START Data shown

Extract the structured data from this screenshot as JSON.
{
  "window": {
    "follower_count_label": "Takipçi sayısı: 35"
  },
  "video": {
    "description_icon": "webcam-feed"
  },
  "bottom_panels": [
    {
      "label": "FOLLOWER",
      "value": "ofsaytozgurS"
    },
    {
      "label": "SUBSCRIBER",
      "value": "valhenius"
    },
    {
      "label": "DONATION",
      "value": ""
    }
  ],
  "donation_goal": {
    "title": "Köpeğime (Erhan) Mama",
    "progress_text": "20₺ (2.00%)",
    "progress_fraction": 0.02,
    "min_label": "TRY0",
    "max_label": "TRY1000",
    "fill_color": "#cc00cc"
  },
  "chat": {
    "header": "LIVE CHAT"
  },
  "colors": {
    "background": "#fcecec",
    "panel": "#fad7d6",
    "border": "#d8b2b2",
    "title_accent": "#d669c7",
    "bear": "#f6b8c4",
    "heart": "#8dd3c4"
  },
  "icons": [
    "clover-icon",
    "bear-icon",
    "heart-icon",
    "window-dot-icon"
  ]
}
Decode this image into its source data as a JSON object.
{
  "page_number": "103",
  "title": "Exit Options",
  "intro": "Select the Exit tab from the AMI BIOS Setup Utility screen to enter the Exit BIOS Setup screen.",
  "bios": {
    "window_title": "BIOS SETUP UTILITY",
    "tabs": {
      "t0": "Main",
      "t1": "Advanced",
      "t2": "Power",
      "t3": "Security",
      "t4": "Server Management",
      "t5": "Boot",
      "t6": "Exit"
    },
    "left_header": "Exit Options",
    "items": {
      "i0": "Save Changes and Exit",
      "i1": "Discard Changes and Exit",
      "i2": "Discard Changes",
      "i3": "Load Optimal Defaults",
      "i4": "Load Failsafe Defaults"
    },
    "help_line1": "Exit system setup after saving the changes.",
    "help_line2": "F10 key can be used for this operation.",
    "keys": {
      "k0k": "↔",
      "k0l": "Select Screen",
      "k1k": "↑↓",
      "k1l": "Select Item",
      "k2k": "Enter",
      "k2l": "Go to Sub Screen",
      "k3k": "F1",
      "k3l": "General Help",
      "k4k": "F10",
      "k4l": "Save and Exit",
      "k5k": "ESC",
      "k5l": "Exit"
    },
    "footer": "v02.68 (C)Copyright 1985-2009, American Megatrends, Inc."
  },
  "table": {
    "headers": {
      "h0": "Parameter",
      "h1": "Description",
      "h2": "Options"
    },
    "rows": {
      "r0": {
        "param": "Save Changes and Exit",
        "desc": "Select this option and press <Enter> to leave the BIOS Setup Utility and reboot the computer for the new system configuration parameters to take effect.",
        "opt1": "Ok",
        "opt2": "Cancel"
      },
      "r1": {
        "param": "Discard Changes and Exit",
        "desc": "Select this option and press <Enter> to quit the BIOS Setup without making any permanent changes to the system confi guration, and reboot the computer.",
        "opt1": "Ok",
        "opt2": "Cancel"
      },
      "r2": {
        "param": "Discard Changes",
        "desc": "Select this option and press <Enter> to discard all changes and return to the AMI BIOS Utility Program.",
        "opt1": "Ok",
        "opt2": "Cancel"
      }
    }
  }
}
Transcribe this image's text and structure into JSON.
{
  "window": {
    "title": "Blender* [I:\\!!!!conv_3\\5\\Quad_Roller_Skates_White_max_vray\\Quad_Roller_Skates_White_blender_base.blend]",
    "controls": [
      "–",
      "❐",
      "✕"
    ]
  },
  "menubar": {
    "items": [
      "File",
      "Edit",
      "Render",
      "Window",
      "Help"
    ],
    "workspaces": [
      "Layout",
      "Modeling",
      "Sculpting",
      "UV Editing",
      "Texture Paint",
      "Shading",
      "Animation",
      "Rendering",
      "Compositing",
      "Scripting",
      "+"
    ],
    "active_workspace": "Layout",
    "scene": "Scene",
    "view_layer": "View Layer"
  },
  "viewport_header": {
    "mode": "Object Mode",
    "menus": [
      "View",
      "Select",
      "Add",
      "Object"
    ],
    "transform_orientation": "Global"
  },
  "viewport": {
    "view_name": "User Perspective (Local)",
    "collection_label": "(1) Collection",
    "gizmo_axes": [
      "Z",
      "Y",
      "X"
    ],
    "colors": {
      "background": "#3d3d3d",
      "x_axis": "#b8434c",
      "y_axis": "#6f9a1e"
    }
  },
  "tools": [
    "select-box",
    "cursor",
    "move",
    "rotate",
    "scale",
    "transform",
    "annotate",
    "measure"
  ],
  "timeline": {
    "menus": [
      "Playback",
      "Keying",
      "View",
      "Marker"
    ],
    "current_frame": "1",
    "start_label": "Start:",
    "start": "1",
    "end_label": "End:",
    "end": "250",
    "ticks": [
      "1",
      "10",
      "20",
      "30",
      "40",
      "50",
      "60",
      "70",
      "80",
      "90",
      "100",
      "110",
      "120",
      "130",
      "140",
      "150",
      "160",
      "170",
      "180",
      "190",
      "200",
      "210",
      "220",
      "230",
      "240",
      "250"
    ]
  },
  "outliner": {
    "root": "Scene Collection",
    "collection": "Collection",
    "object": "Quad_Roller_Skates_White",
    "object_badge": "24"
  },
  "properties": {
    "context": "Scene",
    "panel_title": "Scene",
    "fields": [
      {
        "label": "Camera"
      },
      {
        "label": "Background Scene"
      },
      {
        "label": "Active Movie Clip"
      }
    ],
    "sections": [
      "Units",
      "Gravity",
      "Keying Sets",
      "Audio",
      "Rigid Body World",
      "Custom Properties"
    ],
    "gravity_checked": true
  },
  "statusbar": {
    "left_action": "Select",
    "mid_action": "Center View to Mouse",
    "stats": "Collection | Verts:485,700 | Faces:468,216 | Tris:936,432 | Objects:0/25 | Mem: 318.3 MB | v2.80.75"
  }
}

END Data shown

## Problem:
Find every line with "Save" in the listing and state how many there are, nothing else.

## Response below:
3